--- Begin ---

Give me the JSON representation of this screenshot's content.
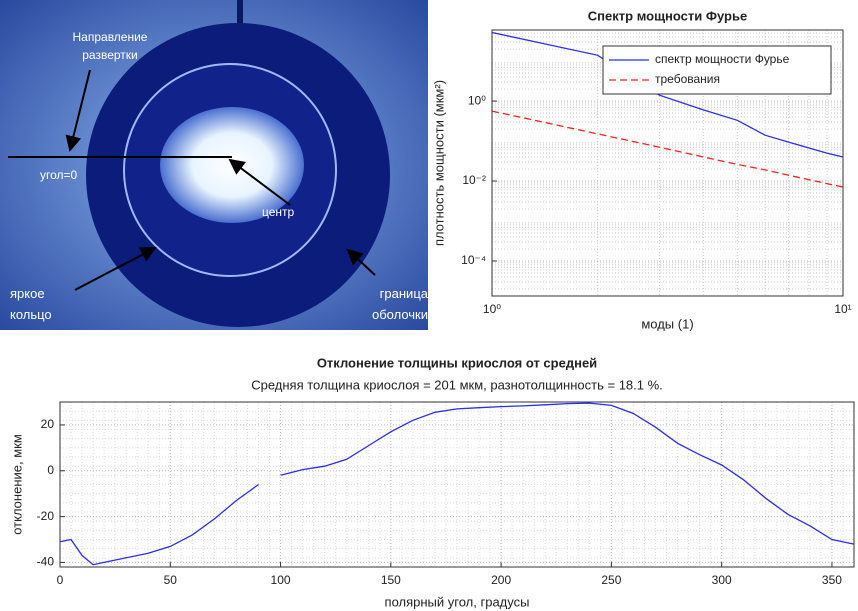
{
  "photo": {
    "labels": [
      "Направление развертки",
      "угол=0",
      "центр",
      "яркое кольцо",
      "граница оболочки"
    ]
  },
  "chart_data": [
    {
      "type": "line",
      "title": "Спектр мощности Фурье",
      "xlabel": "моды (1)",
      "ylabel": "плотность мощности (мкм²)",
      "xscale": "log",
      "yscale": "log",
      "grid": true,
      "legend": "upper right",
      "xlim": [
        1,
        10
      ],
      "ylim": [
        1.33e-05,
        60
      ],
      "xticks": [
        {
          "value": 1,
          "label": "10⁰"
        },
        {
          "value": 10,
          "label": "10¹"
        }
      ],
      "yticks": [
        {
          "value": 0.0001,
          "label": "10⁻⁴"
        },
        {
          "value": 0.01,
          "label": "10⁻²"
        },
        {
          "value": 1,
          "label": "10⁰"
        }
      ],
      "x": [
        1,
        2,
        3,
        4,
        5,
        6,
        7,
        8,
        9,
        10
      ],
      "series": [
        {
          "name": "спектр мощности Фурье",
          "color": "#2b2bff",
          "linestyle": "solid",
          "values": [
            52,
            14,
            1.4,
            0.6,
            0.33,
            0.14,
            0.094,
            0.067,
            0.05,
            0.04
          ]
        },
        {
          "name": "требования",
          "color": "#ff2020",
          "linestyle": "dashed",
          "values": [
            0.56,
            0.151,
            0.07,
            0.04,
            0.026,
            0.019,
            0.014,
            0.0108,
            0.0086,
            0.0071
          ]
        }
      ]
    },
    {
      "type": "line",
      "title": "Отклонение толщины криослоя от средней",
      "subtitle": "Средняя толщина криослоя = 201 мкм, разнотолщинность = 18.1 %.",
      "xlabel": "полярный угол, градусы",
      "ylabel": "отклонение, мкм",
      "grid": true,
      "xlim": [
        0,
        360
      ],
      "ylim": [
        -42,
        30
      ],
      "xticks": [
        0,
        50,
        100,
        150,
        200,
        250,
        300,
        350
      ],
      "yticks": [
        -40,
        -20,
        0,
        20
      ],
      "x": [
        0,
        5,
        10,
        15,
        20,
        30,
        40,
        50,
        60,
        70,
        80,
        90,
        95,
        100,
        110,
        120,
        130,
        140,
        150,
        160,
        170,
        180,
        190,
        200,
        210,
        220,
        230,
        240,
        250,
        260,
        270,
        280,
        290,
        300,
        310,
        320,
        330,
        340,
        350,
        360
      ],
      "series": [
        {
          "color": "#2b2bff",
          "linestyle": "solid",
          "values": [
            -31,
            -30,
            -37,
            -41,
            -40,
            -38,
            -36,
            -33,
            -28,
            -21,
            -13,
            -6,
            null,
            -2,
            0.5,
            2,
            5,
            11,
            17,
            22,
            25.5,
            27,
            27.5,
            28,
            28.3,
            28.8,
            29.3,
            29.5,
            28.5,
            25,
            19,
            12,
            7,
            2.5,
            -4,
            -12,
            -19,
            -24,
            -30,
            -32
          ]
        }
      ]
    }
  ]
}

--- End ---
--- Begin ---

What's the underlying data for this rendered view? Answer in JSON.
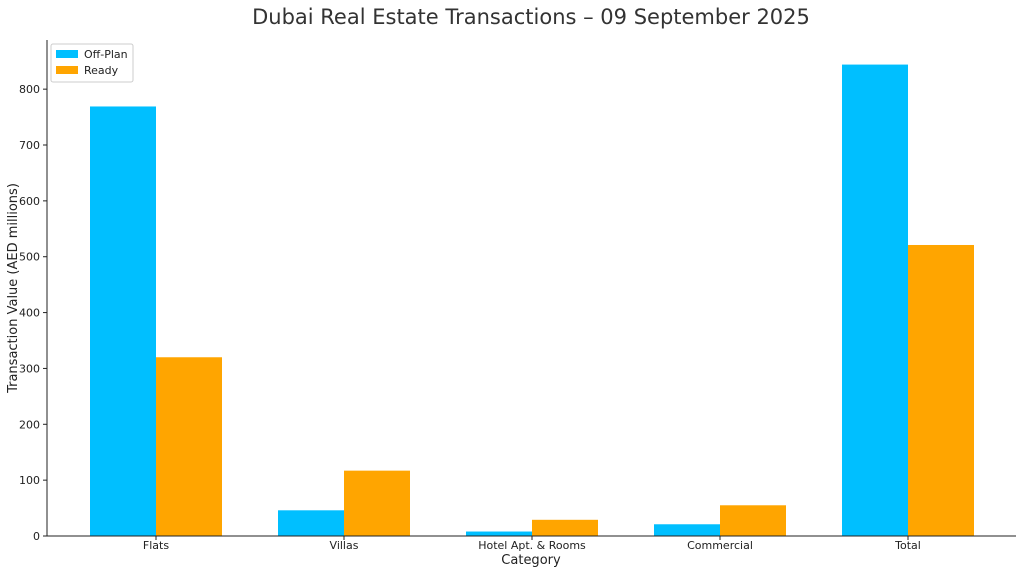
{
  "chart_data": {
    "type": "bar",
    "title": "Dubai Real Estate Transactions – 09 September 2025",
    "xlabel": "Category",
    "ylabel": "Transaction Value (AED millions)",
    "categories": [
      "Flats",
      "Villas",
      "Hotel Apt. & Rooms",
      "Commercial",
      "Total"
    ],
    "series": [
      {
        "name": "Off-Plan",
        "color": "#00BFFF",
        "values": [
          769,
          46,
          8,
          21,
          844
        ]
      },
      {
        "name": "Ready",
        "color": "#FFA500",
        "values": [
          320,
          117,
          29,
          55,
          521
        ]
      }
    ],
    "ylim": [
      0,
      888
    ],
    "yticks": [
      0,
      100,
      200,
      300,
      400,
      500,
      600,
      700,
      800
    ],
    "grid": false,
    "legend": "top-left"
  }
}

--- End ---

> [Exercise]:
Work out how many lines of the listing above include the word "xlabel". Reply with nothing but the count.

> [Response to the task]:
3